> [WHAT TO PRODUCE]:
Copy all the entries word for word, but omit the pictures.

> [ITEMS]:

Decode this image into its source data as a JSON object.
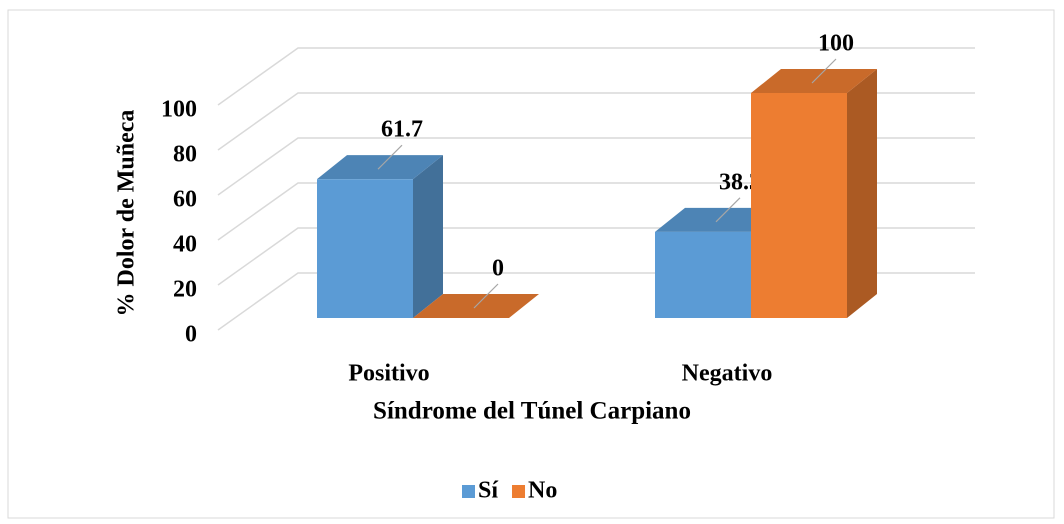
{
  "chart_data": {
    "type": "bar3d",
    "categories": [
      "Positivo",
      "Negativo"
    ],
    "series": [
      {
        "name": "Sí",
        "color": "#5b9bd5",
        "values": [
          61.7,
          38.3
        ]
      },
      {
        "name": "No",
        "color": "#ed7d31",
        "values": [
          0,
          100
        ]
      }
    ],
    "ylabel": "% Dolor de Muñeca",
    "xlabel": "Síndrome del Túnel Carpiano",
    "ylim": [
      0,
      100
    ],
    "yticks": [
      0,
      20,
      40,
      60,
      80,
      100
    ],
    "grid": true,
    "legend": "bottom"
  }
}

> [RESULT FOR THIS EXERCISE]:
Decode this image into its source data as a JSON object.
{
  "chart_data": {
    "type": "bar3d",
    "categories": [
      "Positivo",
      "Negativo"
    ],
    "series": [
      {
        "name": "Sí",
        "color": "#5b9bd5",
        "values": [
          61.7,
          38.3
        ]
      },
      {
        "name": "No",
        "color": "#ed7d31",
        "values": [
          0,
          100
        ]
      }
    ],
    "ylabel": "% Dolor de Muñeca",
    "xlabel": "Síndrome del Túnel Carpiano",
    "ylim": [
      0,
      100
    ],
    "yticks": [
      0,
      20,
      40,
      60,
      80,
      100
    ],
    "grid": true,
    "legend": "bottom"
  }
}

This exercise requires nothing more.